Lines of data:
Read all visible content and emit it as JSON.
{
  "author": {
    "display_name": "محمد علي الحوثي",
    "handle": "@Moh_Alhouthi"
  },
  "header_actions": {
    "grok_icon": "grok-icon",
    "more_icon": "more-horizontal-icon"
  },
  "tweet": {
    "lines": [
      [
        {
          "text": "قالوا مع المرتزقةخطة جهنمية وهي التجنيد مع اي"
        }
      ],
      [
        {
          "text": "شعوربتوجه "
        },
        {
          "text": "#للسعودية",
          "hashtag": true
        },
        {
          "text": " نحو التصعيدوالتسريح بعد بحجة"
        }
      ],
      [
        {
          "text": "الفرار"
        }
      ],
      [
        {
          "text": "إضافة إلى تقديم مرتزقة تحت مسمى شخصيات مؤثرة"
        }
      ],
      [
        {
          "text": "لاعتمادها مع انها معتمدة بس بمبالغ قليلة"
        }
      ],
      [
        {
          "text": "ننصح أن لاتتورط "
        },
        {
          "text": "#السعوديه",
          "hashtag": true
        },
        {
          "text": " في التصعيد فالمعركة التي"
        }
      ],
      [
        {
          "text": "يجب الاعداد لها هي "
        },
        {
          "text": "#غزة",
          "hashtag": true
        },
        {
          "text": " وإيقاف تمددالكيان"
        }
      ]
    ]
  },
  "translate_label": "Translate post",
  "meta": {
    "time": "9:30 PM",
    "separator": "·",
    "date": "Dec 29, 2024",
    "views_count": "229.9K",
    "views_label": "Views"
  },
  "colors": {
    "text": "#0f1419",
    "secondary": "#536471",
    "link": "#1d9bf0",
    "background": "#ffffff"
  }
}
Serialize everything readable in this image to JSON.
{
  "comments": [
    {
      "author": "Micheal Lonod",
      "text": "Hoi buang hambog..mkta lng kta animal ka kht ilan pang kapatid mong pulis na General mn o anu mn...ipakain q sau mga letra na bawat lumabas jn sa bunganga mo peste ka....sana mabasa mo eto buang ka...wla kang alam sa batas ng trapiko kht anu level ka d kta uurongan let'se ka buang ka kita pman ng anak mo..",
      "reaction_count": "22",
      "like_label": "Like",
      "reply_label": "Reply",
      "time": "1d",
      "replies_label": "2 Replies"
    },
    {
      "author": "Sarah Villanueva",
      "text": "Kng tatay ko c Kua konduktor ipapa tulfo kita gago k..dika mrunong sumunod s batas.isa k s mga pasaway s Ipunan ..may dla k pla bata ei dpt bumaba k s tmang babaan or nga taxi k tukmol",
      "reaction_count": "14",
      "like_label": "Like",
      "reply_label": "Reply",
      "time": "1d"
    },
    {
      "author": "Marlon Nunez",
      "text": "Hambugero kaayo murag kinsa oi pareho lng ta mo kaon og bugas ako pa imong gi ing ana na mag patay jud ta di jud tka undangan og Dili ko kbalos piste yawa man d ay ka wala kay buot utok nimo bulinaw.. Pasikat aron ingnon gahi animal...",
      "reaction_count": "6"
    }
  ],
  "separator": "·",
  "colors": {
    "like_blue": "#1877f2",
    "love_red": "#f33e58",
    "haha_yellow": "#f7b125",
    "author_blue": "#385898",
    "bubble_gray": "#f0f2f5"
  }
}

Task statement: Return all lines containing "JSON".

Solution to this exercise:
Read all visible content and emit it as JSON.
Serialize everything readable in this image to JSON.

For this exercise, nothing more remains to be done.